> **DIRECTIONS FOR THIS TASK**
Only the pictures stay out; every record is to be quoted exactly.

——————————

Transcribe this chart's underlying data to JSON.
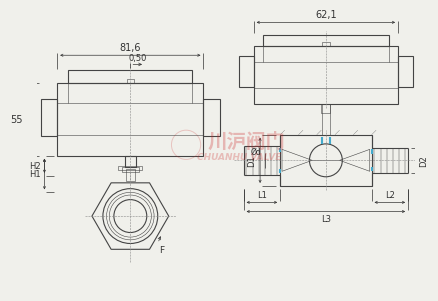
{
  "bg_color": "#f0f0eb",
  "line_color": "#444444",
  "dim_color": "#333333",
  "center_color": "#888888",
  "highlight_color": "#44aacc",
  "watermark_red": "#cc2222",
  "dim_81_6": "81,6",
  "dim_0_50": "0,50",
  "dim_62_1": "62,1",
  "dim_55": "55",
  "dim_H2": "H2",
  "dim_H1": "H1",
  "dim_D1": "D1",
  "dim_D2": "D2",
  "dim_Od": "Ød",
  "dim_L1": "L1",
  "dim_L2": "L2",
  "dim_L3": "L3",
  "dim_F": "F",
  "watermark_cn": "川沪阀门",
  "watermark_en": "CHUANHU VALVE"
}
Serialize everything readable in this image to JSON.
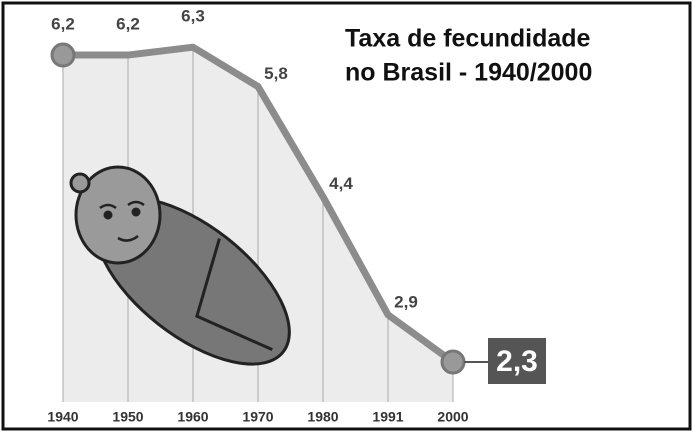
{
  "chart_data": {
    "type": "line",
    "title": [
      "Taxa de fecundidade",
      "no Brasil - 1940/2000"
    ],
    "categories": [
      "1940",
      "1950",
      "1960",
      "1970",
      "1980",
      "1991",
      "2000"
    ],
    "values": [
      6.2,
      6.2,
      6.3,
      5.8,
      4.4,
      2.9,
      2.3
    ],
    "value_labels": [
      "6,2",
      "6,2",
      "6,3",
      "5,8",
      "4,4",
      "2,9",
      "2,3"
    ],
    "color": "#8c8c8c",
    "grid": true
  }
}
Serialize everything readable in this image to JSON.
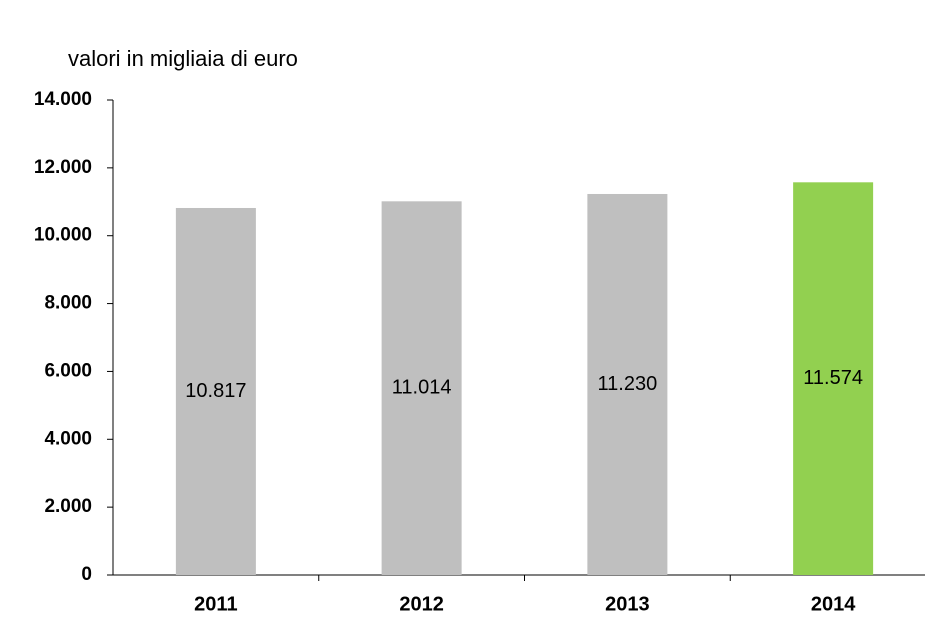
{
  "chart_data": {
    "type": "bar",
    "title": "valori in migliaia di euro",
    "categories": [
      "2011",
      "2012",
      "2013",
      "2014"
    ],
    "values": [
      10817,
      11014,
      11230,
      11574
    ],
    "value_labels": [
      "10.817",
      "11.014",
      "11.230",
      "11.574"
    ],
    "colors": [
      "#bfbfbf",
      "#bfbfbf",
      "#bfbfbf",
      "#92d050"
    ],
    "ylim": [
      0,
      14000
    ],
    "yticks": [
      0,
      {
        "value": 2000,
        "label": "2.000"
      },
      {
        "value": 4000,
        "label": "4.000"
      },
      {
        "value": 6000,
        "label": "6.000"
      },
      {
        "value": 8000,
        "label": "8.000"
      },
      {
        "value": 10000,
        "label": "10.000"
      },
      {
        "value": 12000,
        "label": "12.000"
      },
      {
        "value": 14000,
        "label": "14.000"
      }
    ],
    "grid": false
  }
}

——————————

> **OUTPUT FOR THIS EXERCISE**
Transcribe this chart's underlying data to JSON.
{
  "bg_color": "#f0f0eb",
  "line_color": "#444444",
  "dim_color": "#333333",
  "center_color": "#888888",
  "highlight_color": "#44aacc",
  "watermark_red": "#cc2222",
  "dim_81_6": "81,6",
  "dim_0_50": "0,50",
  "dim_62_1": "62,1",
  "dim_55": "55",
  "dim_H2": "H2",
  "dim_H1": "H1",
  "dim_D1": "D1",
  "dim_D2": "D2",
  "dim_Od": "Ød",
  "dim_L1": "L1",
  "dim_L2": "L2",
  "dim_L3": "L3",
  "dim_F": "F",
  "watermark_cn": "川沪阀门",
  "watermark_en": "CHUANHU VALVE"
}
Serialize everything readable in this image to JSON.
{
  "chart_data": {
    "type": "line",
    "title": [
      "Taxa de fecundidade",
      "no Brasil - 1940/2000"
    ],
    "categories": [
      "1940",
      "1950",
      "1960",
      "1970",
      "1980",
      "1991",
      "2000"
    ],
    "values": [
      6.2,
      6.2,
      6.3,
      5.8,
      4.4,
      2.9,
      2.3
    ],
    "value_labels": [
      "6,2",
      "6,2",
      "6,3",
      "5,8",
      "4,4",
      "2,9",
      "2,3"
    ],
    "color": "#8c8c8c",
    "grid": true
  }
}
Serialize everything readable in this image to JSON.
{
  "chart_data": {
    "type": "bar",
    "title": "valori in migliaia di euro",
    "categories": [
      "2011",
      "2012",
      "2013",
      "2014"
    ],
    "values": [
      10817,
      11014,
      11230,
      11574
    ],
    "value_labels": [
      "10.817",
      "11.014",
      "11.230",
      "11.574"
    ],
    "colors": [
      "#bfbfbf",
      "#bfbfbf",
      "#bfbfbf",
      "#92d050"
    ],
    "ylim": [
      0,
      14000
    ],
    "yticks": [
      0,
      {
        "value": 2000,
        "label": "2.000"
      },
      {
        "value": 4000,
        "label": "4.000"
      },
      {
        "value": 6000,
        "label": "6.000"
      },
      {
        "value": 8000,
        "label": "8.000"
      },
      {
        "value": 10000,
        "label": "10.000"
      },
      {
        "value": 12000,
        "label": "12.000"
      },
      {
        "value": 14000,
        "label": "14.000"
      }
    ],
    "grid": false
  }
}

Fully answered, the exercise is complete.